CHALLENGE:
Write out the records below word for word, please.

:: ROWS ::

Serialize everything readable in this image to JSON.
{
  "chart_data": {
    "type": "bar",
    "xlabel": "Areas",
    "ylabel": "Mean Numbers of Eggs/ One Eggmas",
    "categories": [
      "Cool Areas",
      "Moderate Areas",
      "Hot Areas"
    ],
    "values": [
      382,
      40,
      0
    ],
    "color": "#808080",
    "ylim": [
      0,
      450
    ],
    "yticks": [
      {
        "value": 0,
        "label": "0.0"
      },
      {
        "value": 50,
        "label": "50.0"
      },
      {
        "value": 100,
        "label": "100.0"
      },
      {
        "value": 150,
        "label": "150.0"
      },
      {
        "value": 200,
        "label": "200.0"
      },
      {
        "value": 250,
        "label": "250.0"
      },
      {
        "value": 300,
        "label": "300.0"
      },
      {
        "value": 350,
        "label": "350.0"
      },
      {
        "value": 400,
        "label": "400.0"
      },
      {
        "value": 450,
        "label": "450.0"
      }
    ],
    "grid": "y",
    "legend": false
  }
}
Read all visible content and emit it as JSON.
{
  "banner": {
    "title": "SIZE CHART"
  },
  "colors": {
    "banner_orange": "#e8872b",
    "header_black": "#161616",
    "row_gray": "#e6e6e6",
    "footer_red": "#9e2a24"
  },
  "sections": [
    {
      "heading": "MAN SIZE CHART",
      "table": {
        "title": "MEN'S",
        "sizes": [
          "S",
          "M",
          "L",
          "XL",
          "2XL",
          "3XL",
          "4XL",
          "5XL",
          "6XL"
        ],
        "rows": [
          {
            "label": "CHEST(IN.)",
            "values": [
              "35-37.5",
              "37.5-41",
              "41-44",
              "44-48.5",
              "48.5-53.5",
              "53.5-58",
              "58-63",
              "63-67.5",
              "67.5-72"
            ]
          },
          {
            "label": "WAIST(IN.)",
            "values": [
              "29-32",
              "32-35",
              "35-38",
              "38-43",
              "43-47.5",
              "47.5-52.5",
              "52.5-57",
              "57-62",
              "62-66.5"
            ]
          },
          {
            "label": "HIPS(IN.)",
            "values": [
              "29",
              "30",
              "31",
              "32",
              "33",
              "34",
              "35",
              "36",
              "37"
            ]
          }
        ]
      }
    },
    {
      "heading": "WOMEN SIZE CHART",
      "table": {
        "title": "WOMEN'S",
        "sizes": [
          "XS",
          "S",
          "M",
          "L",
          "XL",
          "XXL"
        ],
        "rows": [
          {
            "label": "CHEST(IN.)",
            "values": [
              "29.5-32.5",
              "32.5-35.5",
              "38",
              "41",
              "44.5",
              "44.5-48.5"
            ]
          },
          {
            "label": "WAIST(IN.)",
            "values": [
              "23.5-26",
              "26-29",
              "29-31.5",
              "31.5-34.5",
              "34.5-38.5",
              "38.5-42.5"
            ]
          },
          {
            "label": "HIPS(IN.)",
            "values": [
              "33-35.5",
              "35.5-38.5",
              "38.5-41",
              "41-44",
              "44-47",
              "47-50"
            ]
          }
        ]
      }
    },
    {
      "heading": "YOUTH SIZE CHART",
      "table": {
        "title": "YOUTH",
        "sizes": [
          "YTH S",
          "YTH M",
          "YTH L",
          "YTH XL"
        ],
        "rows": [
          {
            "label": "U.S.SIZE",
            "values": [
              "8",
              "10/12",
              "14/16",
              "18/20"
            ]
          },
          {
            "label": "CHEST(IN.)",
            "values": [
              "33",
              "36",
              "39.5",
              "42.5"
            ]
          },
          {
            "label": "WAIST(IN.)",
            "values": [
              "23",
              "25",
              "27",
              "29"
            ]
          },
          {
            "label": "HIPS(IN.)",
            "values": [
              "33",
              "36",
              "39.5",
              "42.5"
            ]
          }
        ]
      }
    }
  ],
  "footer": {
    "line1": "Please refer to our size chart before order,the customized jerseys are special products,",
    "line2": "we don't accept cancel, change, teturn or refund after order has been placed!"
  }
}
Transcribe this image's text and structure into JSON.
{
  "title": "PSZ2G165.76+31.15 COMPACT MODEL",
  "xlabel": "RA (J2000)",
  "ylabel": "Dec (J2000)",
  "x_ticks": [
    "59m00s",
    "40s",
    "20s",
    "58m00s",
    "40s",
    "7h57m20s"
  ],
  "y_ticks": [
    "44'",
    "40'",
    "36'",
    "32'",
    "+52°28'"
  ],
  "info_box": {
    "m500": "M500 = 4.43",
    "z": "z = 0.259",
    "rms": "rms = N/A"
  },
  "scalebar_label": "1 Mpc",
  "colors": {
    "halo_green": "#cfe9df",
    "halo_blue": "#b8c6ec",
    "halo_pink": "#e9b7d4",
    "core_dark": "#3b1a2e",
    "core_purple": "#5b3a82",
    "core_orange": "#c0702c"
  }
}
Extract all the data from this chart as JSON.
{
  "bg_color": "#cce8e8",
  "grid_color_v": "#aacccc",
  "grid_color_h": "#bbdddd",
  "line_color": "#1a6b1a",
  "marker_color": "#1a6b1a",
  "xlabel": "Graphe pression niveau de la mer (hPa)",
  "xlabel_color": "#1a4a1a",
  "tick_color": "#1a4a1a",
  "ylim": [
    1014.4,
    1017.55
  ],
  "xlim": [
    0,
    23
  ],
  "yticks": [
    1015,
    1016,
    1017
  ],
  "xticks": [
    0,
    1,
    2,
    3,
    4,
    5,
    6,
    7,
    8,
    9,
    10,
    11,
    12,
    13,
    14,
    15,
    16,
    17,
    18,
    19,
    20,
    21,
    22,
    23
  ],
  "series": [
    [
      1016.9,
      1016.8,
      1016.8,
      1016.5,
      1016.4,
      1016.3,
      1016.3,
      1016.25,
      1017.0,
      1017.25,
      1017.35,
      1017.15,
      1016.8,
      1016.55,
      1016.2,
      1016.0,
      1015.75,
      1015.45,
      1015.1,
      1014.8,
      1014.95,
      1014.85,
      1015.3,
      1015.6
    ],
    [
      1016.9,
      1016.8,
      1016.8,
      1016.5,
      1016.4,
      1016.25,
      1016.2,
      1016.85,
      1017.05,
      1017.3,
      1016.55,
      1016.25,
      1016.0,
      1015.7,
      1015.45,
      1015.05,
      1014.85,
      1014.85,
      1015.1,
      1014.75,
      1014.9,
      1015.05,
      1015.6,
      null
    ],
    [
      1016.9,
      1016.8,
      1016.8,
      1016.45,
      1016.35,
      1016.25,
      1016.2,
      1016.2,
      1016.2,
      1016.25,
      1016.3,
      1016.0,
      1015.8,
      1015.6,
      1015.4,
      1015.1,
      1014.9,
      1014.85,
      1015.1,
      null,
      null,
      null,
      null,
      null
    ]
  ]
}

:::

OUTPUT BELOW:
Serialize everything readable in this image to JSON.
{
  "chart_data": {
    "type": "bar",
    "xlabel": "Areas",
    "ylabel": "Mean Numbers of Eggs/ One Eggmas",
    "categories": [
      "Cool Areas",
      "Moderate Areas",
      "Hot Areas"
    ],
    "values": [
      382,
      40,
      0
    ],
    "color": "#808080",
    "ylim": [
      0,
      450
    ],
    "yticks": [
      {
        "value": 0,
        "label": "0.0"
      },
      {
        "value": 50,
        "label": "50.0"
      },
      {
        "value": 100,
        "label": "100.0"
      },
      {
        "value": 150,
        "label": "150.0"
      },
      {
        "value": 200,
        "label": "200.0"
      },
      {
        "value": 250,
        "label": "250.0"
      },
      {
        "value": 300,
        "label": "300.0"
      },
      {
        "value": 350,
        "label": "350.0"
      },
      {
        "value": 400,
        "label": "400.0"
      },
      {
        "value": 450,
        "label": "450.0"
      }
    ],
    "grid": "y",
    "legend": false
  }
}
Read all visible content and emit it as JSON.
{
  "banner": {
    "title": "SIZE CHART"
  },
  "colors": {
    "banner_orange": "#e8872b",
    "header_black": "#161616",
    "row_gray": "#e6e6e6",
    "footer_red": "#9e2a24"
  },
  "sections": [
    {
      "heading": "MAN SIZE CHART",
      "table": {
        "title": "MEN'S",
        "sizes": [
          "S",
          "M",
          "L",
          "XL",
          "2XL",
          "3XL",
          "4XL",
          "5XL",
          "6XL"
        ],
        "rows": [
          {
            "label": "CHEST(IN.)",
            "values": [
              "35-37.5",
              "37.5-41",
              "41-44",
              "44-48.5",
              "48.5-53.5",
              "53.5-58",
              "58-63",
              "63-67.5",
              "67.5-72"
            ]
          },
          {
            "label": "WAIST(IN.)",
            "values": [
              "29-32",
              "32-35",
              "35-38",
              "38-43",
              "43-47.5",
              "47.5-52.5",
              "52.5-57",
              "57-62",
              "62-66.5"
            ]
          },
          {
            "label": "HIPS(IN.)",
            "values": [
              "29",
              "30",
              "31",
              "32",
              "33",
              "34",
              "35",
              "36",
              "37"
            ]
          }
        ]
      }
    },
    {
      "heading": "WOMEN SIZE CHART",
      "table": {
        "title": "WOMEN'S",
        "sizes": [
          "XS",
          "S",
          "M",
          "L",
          "XL",
          "XXL"
        ],
        "rows": [
          {
            "label": "CHEST(IN.)",
            "values": [
              "29.5-32.5",
              "32.5-35.5",
              "38",
              "41",
              "44.5",
              "44.5-48.5"
            ]
          },
          {
            "label": "WAIST(IN.)",
            "values": [
              "23.5-26",
              "26-29",
              "29-31.5",
              "31.5-34.5",
              "34.5-38.5",
              "38.5-42.5"
            ]
          },
          {
            "label": "HIPS(IN.)",
            "values": [
              "33-35.5",
              "35.5-38.5",
              "38.5-41",
              "41-44",
              "44-47",
              "47-50"
            ]
          }
        ]
      }
    },
    {
      "heading": "YOUTH SIZE CHART",
      "table": {
        "title": "YOUTH",
        "sizes": [
          "YTH S",
          "YTH M",
          "YTH L",
          "YTH XL"
        ],
        "rows": [
          {
            "label": "U.S.SIZE",
            "values": [
              "8",
              "10/12",
              "14/16",
              "18/20"
            ]
          },
          {
            "label": "CHEST(IN.)",
            "values": [
              "33",
              "36",
              "39.5",
              "42.5"
            ]
          },
          {
            "label": "WAIST(IN.)",
            "values": [
              "23",
              "25",
              "27",
              "29"
            ]
          },
          {
            "label": "HIPS(IN.)",
            "values": [
              "33",
              "36",
              "39.5",
              "42.5"
            ]
          }
        ]
      }
    }
  ],
  "footer": {
    "line1": "Please refer to our size chart before order,the customized jerseys are special products,",
    "line2": "we don't accept cancel, change, teturn or refund after order has been placed!"
  }
}
Transcribe this image's text and structure into JSON.
{
  "title": "PSZ2G165.76+31.15 COMPACT MODEL",
  "xlabel": "RA (J2000)",
  "ylabel": "Dec (J2000)",
  "x_ticks": [
    "59m00s",
    "40s",
    "20s",
    "58m00s",
    "40s",
    "7h57m20s"
  ],
  "y_ticks": [
    "44'",
    "40'",
    "36'",
    "32'",
    "+52°28'"
  ],
  "info_box": {
    "m500": "M500 = 4.43",
    "z": "z = 0.259",
    "rms": "rms = N/A"
  },
  "scalebar_label": "1 Mpc",
  "colors": {
    "halo_green": "#cfe9df",
    "halo_blue": "#b8c6ec",
    "halo_pink": "#e9b7d4",
    "core_dark": "#3b1a2e",
    "core_purple": "#5b3a82",
    "core_orange": "#c0702c"
  }
}
Extract all the data from this chart as JSON.
{
  "bg_color": "#cce8e8",
  "grid_color_v": "#aacccc",
  "grid_color_h": "#bbdddd",
  "line_color": "#1a6b1a",
  "marker_color": "#1a6b1a",
  "xlabel": "Graphe pression niveau de la mer (hPa)",
  "xlabel_color": "#1a4a1a",
  "tick_color": "#1a4a1a",
  "ylim": [
    1014.4,
    1017.55
  ],
  "xlim": [
    0,
    23
  ],
  "yticks": [
    1015,
    1016,
    1017
  ],
  "xticks": [
    0,
    1,
    2,
    3,
    4,
    5,
    6,
    7,
    8,
    9,
    10,
    11,
    12,
    13,
    14,
    15,
    16,
    17,
    18,
    19,
    20,
    21,
    22,
    23
  ],
  "series": [
    [
      1016.9,
      1016.8,
      1016.8,
      1016.5,
      1016.4,
      1016.3,
      1016.3,
      1016.25,
      1017.0,
      1017.25,
      1017.35,
      1017.15,
      1016.8,
      1016.55,
      1016.2,
      1016.0,
      1015.75,
      1015.45,
      1015.1,
      1014.8,
      1014.95,
      1014.85,
      1015.3,
      1015.6
    ],
    [
      1016.9,
      1016.8,
      1016.8,
      1016.5,
      1016.4,
      1016.25,
      1016.2,
      1016.85,
      1017.05,
      1017.3,
      1016.55,
      1016.25,
      1016.0,
      1015.7,
      1015.45,
      1015.05,
      1014.85,
      1014.85,
      1015.1,
      1014.75,
      1014.9,
      1015.05,
      1015.6,
      null
    ],
    [
      1016.9,
      1016.8,
      1016.8,
      1016.45,
      1016.35,
      1016.25,
      1016.2,
      1016.2,
      1016.2,
      1016.25,
      1016.3,
      1016.0,
      1015.8,
      1015.6,
      1015.4,
      1015.1,
      1014.9,
      1014.85,
      1015.1,
      null,
      null,
      null,
      null,
      null
    ]
  ]
}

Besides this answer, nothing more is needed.